Bloque de texto:
Al siguiente trago tu
indeseable vecino se agacha y, frunciendo el bigote con una sonrisa sardónica,
en la palma de la mano te ofrece algo que se te ha debido caer al extraer la
petaca: un cromado lápiz de labios. Lo coges, tartamudo de gratitud, y él se
vuelve a su acompañante: “Maricón, te lo dije”. Estás acostumbrado tanto al
desprecio de la chabacana élite como a la desconfianza resentida de los obreros
o los jornaleros, los camaradas de tu padre. Ojalá nunca le hubieras hecho caso
cuando en la verbena te mandó corresponder a las miradas de la hija del cacique
sacándola a bailar un pasodoble. Tu padre podría haber incorporado a cualquiera
de los subalternos del rancho de los Terrill, como ese mexicano, Bedoya, que
recuerdas de El Tesoro de Sierra Madre. Igual que a los personajes de ésta, a
ti y a los tuyos os deslumbró el oro de tu familia política. Llegaste a delirar
con la utopía de que tu suegro te financiara una película.

Registros extraídos:
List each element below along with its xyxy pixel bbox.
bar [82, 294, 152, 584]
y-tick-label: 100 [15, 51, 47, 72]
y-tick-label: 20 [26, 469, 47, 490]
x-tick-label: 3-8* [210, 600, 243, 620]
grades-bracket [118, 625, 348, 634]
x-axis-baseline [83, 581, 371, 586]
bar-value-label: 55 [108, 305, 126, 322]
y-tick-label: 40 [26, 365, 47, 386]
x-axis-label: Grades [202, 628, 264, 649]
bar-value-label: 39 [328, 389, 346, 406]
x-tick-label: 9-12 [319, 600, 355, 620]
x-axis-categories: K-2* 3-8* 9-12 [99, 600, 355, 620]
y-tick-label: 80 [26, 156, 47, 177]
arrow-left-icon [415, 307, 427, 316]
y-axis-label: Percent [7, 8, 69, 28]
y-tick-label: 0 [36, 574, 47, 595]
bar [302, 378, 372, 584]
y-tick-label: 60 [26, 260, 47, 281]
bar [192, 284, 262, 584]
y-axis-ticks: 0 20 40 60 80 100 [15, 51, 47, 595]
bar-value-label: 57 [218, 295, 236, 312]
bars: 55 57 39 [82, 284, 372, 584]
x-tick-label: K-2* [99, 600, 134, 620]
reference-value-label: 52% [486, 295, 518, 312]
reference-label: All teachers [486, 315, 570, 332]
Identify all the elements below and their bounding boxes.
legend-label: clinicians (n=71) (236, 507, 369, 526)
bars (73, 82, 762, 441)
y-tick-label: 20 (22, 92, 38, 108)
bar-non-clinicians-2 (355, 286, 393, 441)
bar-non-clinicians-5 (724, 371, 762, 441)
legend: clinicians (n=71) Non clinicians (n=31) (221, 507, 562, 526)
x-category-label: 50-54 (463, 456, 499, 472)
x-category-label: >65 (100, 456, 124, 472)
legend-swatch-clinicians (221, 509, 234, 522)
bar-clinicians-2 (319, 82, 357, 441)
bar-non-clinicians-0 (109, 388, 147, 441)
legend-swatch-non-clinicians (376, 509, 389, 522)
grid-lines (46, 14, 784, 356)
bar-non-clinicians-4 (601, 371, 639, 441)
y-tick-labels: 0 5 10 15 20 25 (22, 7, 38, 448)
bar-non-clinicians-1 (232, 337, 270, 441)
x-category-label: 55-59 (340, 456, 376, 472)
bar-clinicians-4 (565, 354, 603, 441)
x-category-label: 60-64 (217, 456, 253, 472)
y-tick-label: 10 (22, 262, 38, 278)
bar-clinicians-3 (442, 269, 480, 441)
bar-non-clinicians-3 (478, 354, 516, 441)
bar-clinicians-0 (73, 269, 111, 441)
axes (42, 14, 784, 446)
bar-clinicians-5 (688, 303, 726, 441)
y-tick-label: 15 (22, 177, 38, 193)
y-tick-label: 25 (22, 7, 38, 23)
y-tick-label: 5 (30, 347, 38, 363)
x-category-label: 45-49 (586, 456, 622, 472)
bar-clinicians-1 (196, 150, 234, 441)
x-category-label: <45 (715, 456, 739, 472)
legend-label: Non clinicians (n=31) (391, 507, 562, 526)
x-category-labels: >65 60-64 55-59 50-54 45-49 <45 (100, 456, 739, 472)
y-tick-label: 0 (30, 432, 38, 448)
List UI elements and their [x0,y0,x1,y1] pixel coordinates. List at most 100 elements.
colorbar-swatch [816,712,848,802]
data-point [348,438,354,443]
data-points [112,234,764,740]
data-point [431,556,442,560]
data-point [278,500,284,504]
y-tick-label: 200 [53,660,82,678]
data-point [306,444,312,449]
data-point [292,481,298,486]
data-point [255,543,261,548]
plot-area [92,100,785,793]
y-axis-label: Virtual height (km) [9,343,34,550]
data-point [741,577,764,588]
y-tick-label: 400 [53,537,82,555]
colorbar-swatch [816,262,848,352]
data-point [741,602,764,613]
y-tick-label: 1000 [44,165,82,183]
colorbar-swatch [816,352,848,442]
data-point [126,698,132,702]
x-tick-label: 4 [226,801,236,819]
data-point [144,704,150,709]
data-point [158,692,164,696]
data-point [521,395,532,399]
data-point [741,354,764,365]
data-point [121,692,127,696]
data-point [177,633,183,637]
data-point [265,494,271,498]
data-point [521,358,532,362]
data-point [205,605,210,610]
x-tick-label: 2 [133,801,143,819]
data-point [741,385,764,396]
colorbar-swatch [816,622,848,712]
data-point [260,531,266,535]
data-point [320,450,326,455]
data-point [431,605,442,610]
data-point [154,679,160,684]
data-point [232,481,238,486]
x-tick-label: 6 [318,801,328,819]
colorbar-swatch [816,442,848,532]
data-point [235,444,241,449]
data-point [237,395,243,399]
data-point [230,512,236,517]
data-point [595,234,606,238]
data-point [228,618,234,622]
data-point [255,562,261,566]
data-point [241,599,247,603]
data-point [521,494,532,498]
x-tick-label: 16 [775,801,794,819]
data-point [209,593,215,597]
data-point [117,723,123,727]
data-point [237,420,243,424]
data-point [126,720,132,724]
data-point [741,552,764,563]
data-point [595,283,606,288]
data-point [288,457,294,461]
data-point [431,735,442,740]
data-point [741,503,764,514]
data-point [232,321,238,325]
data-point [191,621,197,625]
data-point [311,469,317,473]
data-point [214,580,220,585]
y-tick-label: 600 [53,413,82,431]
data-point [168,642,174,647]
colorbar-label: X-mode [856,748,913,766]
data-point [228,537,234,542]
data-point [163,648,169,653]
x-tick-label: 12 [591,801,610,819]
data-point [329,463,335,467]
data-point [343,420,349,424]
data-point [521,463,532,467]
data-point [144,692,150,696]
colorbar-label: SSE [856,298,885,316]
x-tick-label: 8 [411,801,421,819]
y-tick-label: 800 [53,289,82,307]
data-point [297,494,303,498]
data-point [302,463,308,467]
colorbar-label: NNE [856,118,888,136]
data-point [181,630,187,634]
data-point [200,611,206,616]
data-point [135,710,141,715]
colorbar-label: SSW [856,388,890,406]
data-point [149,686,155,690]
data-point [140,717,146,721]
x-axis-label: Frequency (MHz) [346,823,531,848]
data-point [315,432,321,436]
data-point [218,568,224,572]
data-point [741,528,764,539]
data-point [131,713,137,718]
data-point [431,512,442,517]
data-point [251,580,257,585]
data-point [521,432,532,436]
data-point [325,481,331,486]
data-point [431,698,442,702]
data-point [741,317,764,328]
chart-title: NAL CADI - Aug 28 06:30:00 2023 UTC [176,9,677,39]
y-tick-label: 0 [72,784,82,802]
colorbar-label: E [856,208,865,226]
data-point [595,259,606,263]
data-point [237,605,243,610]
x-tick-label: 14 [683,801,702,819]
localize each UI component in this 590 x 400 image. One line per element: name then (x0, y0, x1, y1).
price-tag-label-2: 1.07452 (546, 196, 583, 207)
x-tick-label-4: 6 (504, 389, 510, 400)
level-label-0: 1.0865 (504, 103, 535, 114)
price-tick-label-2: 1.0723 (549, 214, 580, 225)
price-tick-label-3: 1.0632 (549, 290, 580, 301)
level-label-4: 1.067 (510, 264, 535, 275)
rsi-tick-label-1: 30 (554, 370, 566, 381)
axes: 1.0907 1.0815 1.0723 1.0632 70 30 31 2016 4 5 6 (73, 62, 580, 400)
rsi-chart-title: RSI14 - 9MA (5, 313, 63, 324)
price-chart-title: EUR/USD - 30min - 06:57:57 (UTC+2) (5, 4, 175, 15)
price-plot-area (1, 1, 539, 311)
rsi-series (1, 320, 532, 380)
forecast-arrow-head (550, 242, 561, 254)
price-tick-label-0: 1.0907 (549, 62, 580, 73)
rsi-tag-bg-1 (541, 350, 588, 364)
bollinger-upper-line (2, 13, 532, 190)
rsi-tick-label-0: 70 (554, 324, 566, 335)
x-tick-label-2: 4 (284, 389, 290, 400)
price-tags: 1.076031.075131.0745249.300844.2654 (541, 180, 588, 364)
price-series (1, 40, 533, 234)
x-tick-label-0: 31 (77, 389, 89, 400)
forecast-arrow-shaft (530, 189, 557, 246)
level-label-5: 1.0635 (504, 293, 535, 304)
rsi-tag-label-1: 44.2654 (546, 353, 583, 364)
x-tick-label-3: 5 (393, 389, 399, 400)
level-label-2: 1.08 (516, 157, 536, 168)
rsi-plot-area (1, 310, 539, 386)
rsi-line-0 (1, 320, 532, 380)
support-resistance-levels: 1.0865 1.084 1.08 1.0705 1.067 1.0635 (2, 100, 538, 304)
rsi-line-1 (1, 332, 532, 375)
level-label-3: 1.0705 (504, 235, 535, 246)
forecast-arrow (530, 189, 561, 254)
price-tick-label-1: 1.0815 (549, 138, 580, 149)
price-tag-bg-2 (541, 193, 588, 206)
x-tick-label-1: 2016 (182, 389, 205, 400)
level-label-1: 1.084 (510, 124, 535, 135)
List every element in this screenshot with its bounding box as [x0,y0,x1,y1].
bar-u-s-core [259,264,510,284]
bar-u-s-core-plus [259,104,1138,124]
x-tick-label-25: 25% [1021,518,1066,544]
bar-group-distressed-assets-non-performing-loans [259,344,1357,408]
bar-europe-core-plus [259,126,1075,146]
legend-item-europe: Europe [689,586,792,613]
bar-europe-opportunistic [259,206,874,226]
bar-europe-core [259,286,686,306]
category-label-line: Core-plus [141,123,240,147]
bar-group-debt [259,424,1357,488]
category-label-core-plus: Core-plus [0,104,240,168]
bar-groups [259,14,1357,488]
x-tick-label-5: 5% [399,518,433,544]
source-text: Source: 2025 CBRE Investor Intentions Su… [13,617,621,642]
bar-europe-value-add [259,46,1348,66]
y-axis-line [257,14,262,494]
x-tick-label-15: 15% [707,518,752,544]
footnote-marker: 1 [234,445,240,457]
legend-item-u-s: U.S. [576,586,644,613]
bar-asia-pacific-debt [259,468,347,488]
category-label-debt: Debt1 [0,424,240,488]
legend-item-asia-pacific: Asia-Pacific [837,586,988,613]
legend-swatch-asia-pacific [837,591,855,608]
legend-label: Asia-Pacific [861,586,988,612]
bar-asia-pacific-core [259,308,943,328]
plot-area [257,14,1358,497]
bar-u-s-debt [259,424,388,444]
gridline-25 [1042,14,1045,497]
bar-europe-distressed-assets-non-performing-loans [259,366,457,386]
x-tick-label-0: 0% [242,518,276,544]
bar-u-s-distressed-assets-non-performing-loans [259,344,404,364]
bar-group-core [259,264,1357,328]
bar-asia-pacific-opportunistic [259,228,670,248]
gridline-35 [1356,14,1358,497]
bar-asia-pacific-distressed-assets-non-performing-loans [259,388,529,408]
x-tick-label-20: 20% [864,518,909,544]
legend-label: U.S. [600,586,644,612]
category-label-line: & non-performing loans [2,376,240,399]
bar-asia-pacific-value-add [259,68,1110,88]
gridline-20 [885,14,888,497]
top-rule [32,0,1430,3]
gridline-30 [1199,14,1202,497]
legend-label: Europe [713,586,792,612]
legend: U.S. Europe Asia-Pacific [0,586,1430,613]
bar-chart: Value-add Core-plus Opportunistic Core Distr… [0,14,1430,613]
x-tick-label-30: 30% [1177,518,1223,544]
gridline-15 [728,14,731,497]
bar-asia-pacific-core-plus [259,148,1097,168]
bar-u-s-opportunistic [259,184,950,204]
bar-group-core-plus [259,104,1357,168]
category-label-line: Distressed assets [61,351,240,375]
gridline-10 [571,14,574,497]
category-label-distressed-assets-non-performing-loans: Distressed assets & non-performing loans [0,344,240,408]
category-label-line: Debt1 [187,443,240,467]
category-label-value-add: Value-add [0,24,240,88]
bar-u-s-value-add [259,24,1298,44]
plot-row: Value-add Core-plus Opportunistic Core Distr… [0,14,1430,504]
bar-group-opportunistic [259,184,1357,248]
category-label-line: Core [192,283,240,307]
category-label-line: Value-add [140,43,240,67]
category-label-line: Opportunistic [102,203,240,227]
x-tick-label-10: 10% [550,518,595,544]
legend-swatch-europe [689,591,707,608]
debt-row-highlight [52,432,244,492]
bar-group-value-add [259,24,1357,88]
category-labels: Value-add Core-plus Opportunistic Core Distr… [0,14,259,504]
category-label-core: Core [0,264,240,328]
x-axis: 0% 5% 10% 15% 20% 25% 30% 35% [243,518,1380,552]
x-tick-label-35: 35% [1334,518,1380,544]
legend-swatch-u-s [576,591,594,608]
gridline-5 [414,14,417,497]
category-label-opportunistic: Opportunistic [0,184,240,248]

Tarea A:
Según el relato en segunda persona, ¿qué objeto ofrece el vecino en la palma de la mano?
Tarea B:
Retoma el relato en segunda persona desde su última frase y continúalo.

Respuesta A:
Un cromado lápiz de labios.

Respuesta B:
Ahora el maestro Wyler
realiza un montaje alterno entre la doma en solitario –con el único testimonio
del mexicano- a que como improvisado cowboy Peck somete a Viejo Trueno, y la
expedición punitiva de los hombres de Terrill, encabezados por el capataz
Heston y el propio mayor, contra el poblado de los Hannassey. Así, con
expresivo contraste opone Wyler la valentía alérgica al lucimiento del ex
marinero, a la cobardía de quienes entre veinte apalean a tres; el esfuerzo de
la voluntad individual que por espíritu de superación se impone al caballo, a
la exhibición en público de un terror que en una escalada de violencia solo
generará más terror.
Pero por mucho que
compares tu soledad e incomprensión con la de Peck, tan despreciado por su
prometida como tú por tu consorte, sabes que careces de su temple, seguridad y
confianza en sí mismo, y que sin su talla moral y monolítica perseverancia, ni
tú ni tu hígado podréis resistir mucho tiempo. ¿Qué chupatintas vendrá en tu
lugar al Palacio de la Música cuando llegue traspapelada a la redacción la siguiente
invitación a algún estreno? Quizá tú mismo, puede que gracias a tu
afición al cine te recuperes; no deberías quejarte, ya que te dedicas a lo que
más te gusta. Solo que por culpa de Jean Simmons, que ahora reaparece en la
secuencia de la fiesta de compromiso y vuelve a recordarte a Marta, el cine no
te va a servir, como al público, de evasión. Vuelve a clavársete el punzón y
recurres al coñac para cauterizar la herida.
Has dado un trago más
largo que la bocanada de un ahogado. A través de una niebla móvil ves que, reajustándose, en el baile de la fiesta al menos momentáneamente se han reunido
las parejas adecuadas: la rubia con el capataz, Jean Simmons con Gregory Peck.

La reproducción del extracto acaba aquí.